▸ **Do this**:
Identify all lines in the listing that include the word "ROAD", and copy them out.
════
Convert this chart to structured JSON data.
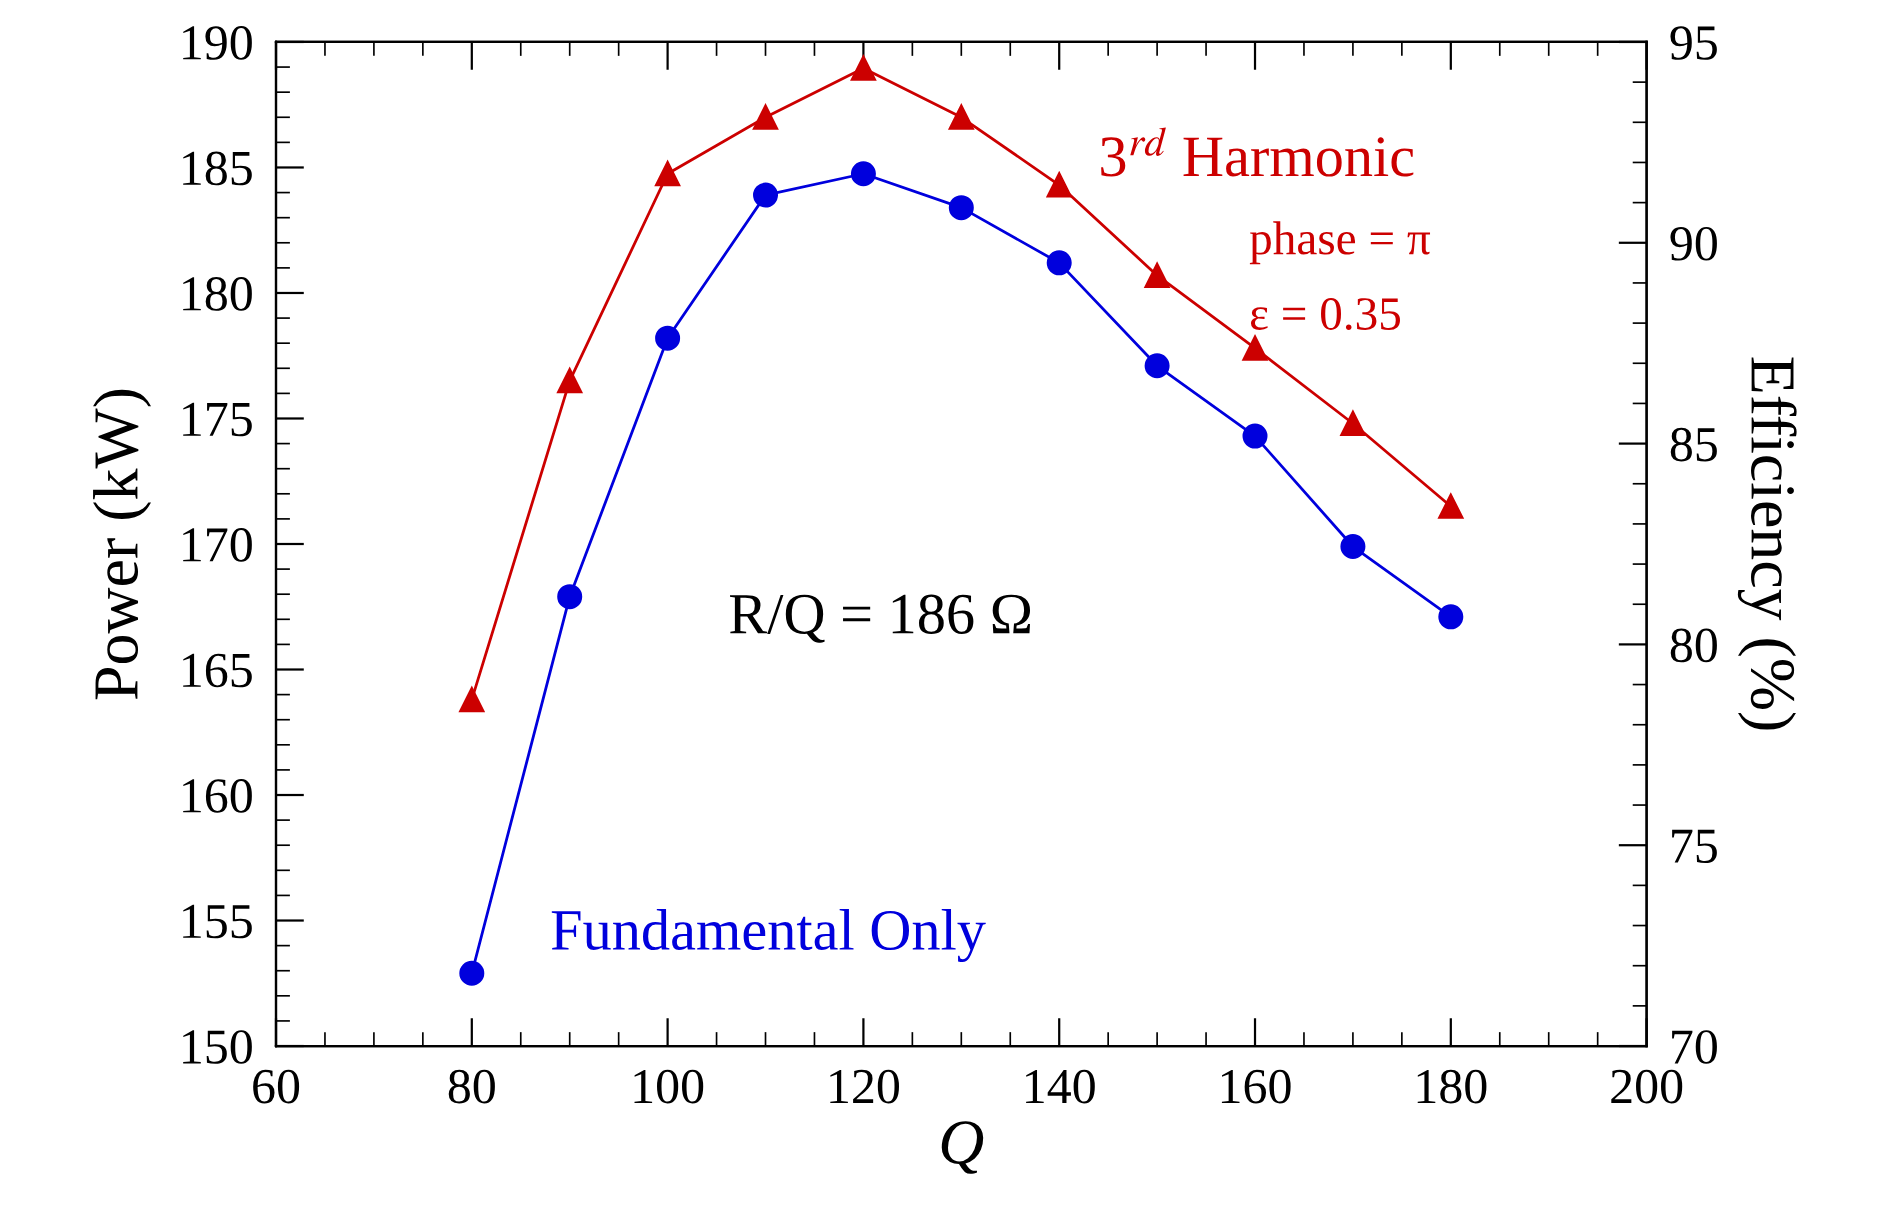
{
  "chart_data": {
    "type": "line",
    "xlabel": "Q",
    "ylabel": "Power (kW)",
    "y2label": "Efficiency (%)",
    "x": [
      80,
      90,
      100,
      110,
      120,
      130,
      140,
      150,
      160,
      170,
      180
    ],
    "series": [
      {
        "name": "3$^{rd}$ Harmonic",
        "color": "#cc0000",
        "marker": "triangle",
        "values": [
          163.8,
          176.5,
          184.75,
          187.0,
          188.95,
          187.0,
          184.3,
          180.7,
          177.8,
          174.8,
          171.5
        ]
      },
      {
        "name": "Fundamental Only",
        "color": "#0000dd",
        "marker": "circle",
        "values": [
          152.9,
          167.9,
          178.2,
          183.9,
          184.75,
          183.4,
          181.2,
          177.1,
          174.3,
          169.9,
          167.1
        ]
      }
    ],
    "annotations": [
      "phase = π",
      "ε = 0.35",
      "R/Q = 186 Ω"
    ],
    "xlim": [
      60,
      200
    ],
    "xticks": [
      60,
      80,
      100,
      120,
      140,
      160,
      180,
      200
    ],
    "ylim": [
      150,
      190
    ],
    "yticks": [
      150,
      155,
      160,
      165,
      170,
      175,
      180,
      185,
      190
    ],
    "y2lim": [
      70,
      95
    ],
    "y2ticks": [
      70,
      75,
      80,
      85,
      90,
      95
    ],
    "grid": false,
    "legend": false,
    "line_style": "solid"
  }
}
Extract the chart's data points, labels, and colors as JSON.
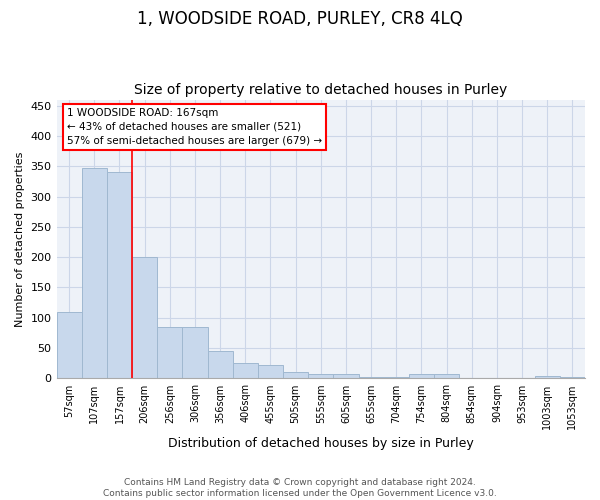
{
  "title": "1, WOODSIDE ROAD, PURLEY, CR8 4LQ",
  "subtitle": "Size of property relative to detached houses in Purley",
  "xlabel": "Distribution of detached houses by size in Purley",
  "ylabel": "Number of detached properties",
  "footnote": "Contains HM Land Registry data © Crown copyright and database right 2024.\nContains public sector information licensed under the Open Government Licence v3.0.",
  "bar_labels": [
    "57sqm",
    "107sqm",
    "157sqm",
    "206sqm",
    "256sqm",
    "306sqm",
    "356sqm",
    "406sqm",
    "455sqm",
    "505sqm",
    "555sqm",
    "605sqm",
    "655sqm",
    "704sqm",
    "754sqm",
    "804sqm",
    "854sqm",
    "904sqm",
    "953sqm",
    "1003sqm",
    "1053sqm"
  ],
  "bar_values": [
    110,
    347,
    340,
    200,
    85,
    85,
    46,
    25,
    22,
    11,
    8,
    7,
    2,
    2,
    8,
    7,
    1,
    0,
    0,
    4,
    3
  ],
  "bar_color": "#c8d8ec",
  "bar_edge_color": "#a0b8d0",
  "property_line_x": 2.5,
  "property_label": "1 WOODSIDE ROAD: 167sqm",
  "annotation_line1": "← 43% of detached houses are smaller (521)",
  "annotation_line2": "57% of semi-detached houses are larger (679) →",
  "ylim": [
    0,
    460
  ],
  "yticks": [
    0,
    50,
    100,
    150,
    200,
    250,
    300,
    350,
    400,
    450
  ],
  "grid_color": "#ccd6e8",
  "background_color": "#eef2f8",
  "title_fontsize": 12,
  "subtitle_fontsize": 10,
  "footnote_fontsize": 6.5
}
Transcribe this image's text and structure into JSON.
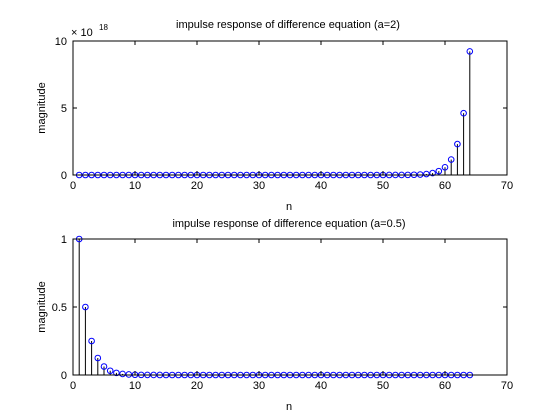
{
  "chart_data": [
    {
      "type": "stem",
      "title": "impulse response of difference  equation (a=2)",
      "xlabel": "n",
      "ylabel": "magnitude",
      "xlim": [
        0,
        70
      ],
      "ylim": [
        0,
        10
      ],
      "y_multiplier_text": "× 10",
      "y_multiplier_exponent": "18",
      "x_ticks": [
        "0",
        "10",
        "20",
        "30",
        "40",
        "50",
        "60",
        "70"
      ],
      "y_ticks": [
        "0",
        "5",
        "10"
      ],
      "marker_color": "#0000ff",
      "stem_color": "#000000",
      "n_start": 1,
      "n_end": 64,
      "formula": "2^(n-1), plotted in units of 1e18",
      "grid": false
    },
    {
      "type": "stem",
      "title": "impulse response of difference equation (a=0.5)",
      "xlabel": "n",
      "ylabel": "magnitude",
      "xlim": [
        0,
        70
      ],
      "ylim": [
        0,
        1
      ],
      "x_ticks": [
        "0",
        "10",
        "20",
        "30",
        "40",
        "50",
        "60",
        "70"
      ],
      "y_ticks": [
        "0",
        "0.5",
        "1"
      ],
      "marker_color": "#0000ff",
      "stem_color": "#000000",
      "n_start": 1,
      "n_end": 64,
      "formula": "0.5^(n-1)",
      "grid": false
    }
  ]
}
════
▸ **Correct answer**:
  "title": "1, WOODSIDE ROAD, PURLEY, CR8 4LQ",
  "property_label": "1 WOODSIDE ROAD: 167sqm",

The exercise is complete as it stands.